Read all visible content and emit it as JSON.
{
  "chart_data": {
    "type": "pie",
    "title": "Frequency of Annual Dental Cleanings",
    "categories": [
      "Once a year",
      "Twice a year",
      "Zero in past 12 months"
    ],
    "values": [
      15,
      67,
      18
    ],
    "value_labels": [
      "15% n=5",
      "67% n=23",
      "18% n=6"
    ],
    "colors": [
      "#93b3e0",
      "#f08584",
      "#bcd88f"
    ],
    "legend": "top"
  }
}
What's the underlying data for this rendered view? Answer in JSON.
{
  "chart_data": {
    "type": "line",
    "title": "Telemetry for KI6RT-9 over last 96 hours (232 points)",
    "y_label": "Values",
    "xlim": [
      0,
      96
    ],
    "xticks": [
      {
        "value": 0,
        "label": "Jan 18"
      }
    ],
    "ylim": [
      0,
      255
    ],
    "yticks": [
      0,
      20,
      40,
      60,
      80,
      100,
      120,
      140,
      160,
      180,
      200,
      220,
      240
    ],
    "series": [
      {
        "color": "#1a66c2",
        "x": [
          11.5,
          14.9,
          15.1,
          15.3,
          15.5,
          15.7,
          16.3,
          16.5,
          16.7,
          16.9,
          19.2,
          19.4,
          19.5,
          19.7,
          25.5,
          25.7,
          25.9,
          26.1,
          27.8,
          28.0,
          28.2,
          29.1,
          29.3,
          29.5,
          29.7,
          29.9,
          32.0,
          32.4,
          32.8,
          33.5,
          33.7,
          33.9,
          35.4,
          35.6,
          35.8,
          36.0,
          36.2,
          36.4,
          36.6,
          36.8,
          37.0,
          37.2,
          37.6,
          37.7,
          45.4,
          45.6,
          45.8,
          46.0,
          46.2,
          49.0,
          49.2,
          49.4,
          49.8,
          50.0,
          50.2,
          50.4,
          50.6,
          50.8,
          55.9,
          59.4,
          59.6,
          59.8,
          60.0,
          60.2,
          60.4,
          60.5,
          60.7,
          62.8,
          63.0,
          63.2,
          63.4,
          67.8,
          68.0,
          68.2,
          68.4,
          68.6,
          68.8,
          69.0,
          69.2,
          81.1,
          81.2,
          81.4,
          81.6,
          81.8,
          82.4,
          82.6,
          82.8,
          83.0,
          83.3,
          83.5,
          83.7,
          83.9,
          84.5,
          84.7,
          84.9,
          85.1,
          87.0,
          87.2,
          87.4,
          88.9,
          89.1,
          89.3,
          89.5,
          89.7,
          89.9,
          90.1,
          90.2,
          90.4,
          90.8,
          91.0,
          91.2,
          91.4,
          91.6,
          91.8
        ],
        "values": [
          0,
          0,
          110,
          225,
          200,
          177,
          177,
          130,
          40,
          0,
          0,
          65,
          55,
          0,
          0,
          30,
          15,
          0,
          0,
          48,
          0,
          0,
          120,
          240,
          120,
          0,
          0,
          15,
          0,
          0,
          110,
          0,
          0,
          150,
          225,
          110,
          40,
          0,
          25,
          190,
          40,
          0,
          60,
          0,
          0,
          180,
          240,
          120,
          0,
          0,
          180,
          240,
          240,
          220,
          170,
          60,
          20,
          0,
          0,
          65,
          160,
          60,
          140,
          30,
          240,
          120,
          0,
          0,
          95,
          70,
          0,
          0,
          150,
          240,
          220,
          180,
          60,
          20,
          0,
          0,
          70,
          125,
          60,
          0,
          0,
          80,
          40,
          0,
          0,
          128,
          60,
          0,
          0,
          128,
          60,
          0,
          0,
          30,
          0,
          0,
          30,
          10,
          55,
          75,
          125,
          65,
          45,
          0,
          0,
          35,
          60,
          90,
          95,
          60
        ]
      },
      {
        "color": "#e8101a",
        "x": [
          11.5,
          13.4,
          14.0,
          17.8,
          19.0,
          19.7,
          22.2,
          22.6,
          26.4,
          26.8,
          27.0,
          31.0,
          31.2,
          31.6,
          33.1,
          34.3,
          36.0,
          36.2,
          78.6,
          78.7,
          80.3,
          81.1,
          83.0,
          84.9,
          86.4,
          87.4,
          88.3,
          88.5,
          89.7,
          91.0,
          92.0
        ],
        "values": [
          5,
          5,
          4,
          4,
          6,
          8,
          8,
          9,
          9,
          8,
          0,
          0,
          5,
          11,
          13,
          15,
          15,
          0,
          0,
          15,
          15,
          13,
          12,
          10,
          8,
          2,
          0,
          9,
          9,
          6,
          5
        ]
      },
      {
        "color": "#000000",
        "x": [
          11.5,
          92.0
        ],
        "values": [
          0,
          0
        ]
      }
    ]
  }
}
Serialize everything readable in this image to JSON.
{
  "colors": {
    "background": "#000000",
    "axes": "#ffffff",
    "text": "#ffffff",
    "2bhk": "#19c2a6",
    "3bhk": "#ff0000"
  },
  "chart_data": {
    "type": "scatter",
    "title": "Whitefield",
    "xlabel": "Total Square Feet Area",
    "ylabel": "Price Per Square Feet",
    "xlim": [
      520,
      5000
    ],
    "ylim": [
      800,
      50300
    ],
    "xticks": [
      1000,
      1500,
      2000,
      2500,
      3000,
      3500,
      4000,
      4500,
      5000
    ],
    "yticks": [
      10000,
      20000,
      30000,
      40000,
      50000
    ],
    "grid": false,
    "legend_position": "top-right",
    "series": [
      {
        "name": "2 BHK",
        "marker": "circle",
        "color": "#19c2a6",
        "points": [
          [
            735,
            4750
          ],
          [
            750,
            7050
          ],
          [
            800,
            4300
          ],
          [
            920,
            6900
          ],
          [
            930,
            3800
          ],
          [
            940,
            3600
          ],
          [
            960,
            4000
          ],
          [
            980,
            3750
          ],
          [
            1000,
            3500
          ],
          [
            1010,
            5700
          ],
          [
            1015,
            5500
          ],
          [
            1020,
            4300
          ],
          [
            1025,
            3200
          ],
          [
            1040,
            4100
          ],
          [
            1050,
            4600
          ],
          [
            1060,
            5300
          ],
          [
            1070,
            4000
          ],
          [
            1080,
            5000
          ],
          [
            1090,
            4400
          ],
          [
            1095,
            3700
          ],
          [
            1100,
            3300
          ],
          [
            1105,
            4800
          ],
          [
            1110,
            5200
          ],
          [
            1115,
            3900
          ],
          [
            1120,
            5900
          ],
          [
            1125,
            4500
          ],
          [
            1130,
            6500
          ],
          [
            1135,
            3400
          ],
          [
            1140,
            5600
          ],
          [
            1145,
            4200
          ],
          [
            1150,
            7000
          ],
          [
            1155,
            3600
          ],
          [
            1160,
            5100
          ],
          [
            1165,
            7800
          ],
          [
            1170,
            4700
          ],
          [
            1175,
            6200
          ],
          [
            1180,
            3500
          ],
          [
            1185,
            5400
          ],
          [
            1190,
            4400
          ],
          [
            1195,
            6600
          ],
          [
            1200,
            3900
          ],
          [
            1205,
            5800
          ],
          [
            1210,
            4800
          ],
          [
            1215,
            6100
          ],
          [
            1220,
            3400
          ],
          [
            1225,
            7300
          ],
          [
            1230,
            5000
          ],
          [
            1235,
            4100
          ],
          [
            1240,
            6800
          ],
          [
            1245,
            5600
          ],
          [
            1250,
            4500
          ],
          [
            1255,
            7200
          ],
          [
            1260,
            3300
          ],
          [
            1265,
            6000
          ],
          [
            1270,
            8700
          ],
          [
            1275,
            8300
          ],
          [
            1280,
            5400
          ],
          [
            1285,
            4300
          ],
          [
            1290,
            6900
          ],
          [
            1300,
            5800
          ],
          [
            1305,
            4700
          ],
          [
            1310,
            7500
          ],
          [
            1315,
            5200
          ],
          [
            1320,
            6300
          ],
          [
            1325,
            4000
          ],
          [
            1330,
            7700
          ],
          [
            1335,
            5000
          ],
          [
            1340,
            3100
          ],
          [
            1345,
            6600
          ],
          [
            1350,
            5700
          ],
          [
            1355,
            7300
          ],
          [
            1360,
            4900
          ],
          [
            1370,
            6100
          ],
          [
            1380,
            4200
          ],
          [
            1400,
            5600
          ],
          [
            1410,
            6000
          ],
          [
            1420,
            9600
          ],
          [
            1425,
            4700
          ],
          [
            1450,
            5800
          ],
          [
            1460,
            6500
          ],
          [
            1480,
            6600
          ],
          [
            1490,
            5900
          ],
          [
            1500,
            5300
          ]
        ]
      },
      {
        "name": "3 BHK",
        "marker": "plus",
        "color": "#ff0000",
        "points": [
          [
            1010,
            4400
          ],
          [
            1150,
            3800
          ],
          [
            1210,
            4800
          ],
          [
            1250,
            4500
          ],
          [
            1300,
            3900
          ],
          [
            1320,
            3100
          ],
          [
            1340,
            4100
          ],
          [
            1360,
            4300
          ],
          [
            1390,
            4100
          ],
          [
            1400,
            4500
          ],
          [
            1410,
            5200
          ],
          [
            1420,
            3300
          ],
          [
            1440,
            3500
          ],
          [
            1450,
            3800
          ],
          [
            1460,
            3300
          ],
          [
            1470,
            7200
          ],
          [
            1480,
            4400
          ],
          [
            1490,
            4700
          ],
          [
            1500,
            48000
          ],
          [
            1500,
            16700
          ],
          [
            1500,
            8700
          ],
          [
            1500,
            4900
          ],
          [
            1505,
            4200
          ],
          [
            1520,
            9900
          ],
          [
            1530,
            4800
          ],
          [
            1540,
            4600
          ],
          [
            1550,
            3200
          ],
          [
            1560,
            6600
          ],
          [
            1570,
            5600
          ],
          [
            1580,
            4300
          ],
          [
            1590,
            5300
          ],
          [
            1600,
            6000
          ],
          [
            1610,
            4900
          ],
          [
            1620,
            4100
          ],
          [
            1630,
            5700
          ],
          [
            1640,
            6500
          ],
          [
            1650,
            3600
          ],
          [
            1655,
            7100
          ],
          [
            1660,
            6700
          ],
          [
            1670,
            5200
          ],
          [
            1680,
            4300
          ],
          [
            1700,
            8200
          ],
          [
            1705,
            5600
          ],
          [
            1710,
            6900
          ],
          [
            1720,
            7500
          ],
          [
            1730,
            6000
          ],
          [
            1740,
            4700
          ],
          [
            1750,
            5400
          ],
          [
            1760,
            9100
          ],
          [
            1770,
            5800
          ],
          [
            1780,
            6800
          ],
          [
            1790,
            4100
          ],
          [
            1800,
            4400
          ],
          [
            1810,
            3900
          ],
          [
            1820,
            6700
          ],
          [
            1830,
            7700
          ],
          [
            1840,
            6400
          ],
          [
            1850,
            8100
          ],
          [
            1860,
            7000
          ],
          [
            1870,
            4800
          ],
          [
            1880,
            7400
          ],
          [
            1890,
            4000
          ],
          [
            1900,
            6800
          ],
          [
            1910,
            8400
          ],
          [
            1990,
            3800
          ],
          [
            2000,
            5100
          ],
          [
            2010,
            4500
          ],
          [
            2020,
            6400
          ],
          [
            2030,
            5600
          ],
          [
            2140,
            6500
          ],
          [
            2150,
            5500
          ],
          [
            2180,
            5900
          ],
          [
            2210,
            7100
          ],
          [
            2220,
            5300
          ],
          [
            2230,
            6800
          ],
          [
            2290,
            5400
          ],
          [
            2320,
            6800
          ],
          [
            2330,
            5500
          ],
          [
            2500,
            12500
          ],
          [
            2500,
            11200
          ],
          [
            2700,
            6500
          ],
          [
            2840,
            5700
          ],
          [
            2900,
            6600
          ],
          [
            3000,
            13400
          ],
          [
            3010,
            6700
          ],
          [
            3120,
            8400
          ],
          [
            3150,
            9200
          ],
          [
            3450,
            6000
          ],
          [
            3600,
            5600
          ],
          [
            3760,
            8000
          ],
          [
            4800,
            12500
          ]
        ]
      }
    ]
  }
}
==================================================
- **Work to complete**: For the listing above, identify each line bearing "JSON".

- **Exercise output**:
Read all visible content and emit it as JSON.
What's the underlying data for this rendered view? Answer in JSON.
Serialize everything readable in this image to JSON.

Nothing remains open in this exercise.